WHAT YOU SHOULD DO -
Every line that contains the word "خدمت" should be copied.
>> Begin
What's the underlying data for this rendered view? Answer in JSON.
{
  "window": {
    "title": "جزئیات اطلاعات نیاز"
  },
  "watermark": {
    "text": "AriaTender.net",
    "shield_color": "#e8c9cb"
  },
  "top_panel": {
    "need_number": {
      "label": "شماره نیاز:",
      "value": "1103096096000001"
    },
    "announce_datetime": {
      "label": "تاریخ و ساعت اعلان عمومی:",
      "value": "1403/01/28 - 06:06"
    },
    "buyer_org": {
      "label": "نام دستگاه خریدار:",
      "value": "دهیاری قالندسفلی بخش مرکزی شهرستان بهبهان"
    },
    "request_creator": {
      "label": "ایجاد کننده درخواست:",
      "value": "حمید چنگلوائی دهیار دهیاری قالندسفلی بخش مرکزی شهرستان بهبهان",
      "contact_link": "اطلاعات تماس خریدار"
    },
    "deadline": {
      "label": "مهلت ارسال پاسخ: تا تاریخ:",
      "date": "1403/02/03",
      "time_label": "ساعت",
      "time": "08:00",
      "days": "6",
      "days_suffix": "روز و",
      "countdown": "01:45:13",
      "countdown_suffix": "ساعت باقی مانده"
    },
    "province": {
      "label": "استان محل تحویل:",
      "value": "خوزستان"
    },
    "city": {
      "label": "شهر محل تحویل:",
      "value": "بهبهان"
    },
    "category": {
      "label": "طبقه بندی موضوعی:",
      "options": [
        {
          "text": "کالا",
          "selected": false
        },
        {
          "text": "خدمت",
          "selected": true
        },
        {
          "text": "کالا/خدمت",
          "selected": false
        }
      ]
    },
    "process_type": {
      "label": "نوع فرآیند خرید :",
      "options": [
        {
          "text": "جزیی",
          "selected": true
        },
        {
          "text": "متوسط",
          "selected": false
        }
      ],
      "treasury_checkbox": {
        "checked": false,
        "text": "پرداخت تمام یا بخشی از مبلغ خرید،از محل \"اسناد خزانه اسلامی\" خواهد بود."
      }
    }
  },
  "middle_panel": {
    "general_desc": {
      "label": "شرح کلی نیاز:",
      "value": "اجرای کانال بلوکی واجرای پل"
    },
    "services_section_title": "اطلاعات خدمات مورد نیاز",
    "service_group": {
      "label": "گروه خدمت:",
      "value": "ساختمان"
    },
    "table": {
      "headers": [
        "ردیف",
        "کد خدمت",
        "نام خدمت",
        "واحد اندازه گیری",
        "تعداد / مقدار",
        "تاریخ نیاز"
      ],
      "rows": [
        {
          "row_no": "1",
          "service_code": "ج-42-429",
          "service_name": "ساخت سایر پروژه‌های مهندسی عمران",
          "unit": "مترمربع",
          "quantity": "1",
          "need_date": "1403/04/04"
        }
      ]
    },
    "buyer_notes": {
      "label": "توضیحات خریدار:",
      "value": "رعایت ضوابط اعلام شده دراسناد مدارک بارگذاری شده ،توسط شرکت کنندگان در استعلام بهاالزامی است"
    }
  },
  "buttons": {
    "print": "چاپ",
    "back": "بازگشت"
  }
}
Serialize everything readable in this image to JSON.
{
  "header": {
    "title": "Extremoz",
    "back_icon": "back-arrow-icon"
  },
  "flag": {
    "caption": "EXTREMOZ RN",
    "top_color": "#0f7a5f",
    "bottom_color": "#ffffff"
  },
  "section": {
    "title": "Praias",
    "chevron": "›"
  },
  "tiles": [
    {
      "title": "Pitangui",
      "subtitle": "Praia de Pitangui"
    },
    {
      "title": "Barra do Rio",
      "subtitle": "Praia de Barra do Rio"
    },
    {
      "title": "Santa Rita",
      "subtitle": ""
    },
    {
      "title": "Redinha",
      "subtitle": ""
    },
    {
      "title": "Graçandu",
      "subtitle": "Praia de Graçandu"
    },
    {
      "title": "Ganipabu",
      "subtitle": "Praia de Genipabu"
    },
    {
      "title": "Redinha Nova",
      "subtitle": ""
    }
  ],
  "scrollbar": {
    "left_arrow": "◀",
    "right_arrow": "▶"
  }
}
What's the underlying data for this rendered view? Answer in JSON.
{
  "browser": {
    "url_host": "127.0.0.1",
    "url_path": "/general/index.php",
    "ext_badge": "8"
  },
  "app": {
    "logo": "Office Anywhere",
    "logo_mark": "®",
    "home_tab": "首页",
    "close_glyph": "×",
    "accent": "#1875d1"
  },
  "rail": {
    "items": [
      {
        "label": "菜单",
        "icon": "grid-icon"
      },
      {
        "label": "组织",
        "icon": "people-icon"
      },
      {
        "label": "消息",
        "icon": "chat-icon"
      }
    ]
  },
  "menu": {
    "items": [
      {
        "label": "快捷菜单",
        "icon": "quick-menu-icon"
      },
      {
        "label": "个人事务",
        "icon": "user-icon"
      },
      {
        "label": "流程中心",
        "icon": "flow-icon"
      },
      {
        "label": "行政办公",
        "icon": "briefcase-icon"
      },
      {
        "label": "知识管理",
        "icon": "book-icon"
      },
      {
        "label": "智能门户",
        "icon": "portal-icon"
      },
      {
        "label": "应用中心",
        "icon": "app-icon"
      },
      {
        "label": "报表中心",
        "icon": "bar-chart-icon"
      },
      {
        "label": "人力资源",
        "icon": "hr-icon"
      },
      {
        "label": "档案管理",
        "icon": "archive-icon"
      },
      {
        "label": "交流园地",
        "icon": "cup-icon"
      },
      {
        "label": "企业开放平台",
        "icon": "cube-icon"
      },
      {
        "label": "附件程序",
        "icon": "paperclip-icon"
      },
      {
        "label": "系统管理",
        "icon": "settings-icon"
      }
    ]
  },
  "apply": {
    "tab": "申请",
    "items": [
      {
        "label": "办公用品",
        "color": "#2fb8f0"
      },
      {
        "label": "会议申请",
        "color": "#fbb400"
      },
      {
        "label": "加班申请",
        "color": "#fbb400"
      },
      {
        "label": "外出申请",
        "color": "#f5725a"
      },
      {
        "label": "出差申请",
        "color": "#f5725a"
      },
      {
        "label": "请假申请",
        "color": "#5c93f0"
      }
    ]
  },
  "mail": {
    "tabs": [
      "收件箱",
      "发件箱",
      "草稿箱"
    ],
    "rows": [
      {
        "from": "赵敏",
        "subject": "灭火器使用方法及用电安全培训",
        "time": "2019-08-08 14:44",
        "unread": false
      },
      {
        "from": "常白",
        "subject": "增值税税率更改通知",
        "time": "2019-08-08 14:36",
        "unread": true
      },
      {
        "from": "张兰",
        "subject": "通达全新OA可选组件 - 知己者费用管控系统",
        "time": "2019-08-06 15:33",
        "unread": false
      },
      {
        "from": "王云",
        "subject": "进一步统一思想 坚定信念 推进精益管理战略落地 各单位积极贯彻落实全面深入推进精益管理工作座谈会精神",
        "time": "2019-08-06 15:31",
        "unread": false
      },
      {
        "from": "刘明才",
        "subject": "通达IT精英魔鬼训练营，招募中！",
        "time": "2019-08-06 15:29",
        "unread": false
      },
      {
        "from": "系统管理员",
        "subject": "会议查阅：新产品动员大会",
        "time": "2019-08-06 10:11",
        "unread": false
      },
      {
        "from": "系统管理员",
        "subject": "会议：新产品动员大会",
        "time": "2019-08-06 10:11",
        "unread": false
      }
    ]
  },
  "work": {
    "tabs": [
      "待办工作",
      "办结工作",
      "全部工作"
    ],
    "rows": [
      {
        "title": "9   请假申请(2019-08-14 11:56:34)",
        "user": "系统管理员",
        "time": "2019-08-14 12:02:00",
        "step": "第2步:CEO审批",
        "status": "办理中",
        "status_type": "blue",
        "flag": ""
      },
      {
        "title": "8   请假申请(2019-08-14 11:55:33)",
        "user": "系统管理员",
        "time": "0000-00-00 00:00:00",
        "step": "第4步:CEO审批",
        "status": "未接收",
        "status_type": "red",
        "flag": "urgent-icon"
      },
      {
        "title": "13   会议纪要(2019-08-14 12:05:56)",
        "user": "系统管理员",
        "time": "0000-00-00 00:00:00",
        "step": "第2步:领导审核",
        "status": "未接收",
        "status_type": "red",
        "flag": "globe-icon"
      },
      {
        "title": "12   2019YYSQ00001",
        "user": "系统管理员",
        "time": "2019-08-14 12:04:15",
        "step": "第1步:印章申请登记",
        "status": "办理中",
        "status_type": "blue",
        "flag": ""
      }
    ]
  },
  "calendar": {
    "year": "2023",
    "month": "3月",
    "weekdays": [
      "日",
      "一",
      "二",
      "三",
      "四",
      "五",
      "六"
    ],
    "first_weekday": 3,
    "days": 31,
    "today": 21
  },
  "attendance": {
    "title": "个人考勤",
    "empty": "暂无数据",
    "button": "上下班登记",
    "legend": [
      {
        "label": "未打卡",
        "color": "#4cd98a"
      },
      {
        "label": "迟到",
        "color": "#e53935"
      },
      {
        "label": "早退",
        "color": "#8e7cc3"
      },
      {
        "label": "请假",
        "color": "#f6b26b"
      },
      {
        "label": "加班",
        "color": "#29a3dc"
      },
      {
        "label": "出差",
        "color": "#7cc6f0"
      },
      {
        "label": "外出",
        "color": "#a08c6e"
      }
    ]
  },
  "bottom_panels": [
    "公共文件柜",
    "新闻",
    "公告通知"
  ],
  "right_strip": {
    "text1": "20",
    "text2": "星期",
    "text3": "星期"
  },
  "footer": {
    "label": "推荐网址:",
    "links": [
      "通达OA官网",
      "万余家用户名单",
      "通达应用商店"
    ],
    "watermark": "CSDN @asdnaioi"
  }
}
>> End
OUTPUT BELOW -
          "text": "خدمت",
          "text": "کالا/خدمت",
      "label": "گروه خدمت:",
        "کد خدمت",
        "نام خدمت",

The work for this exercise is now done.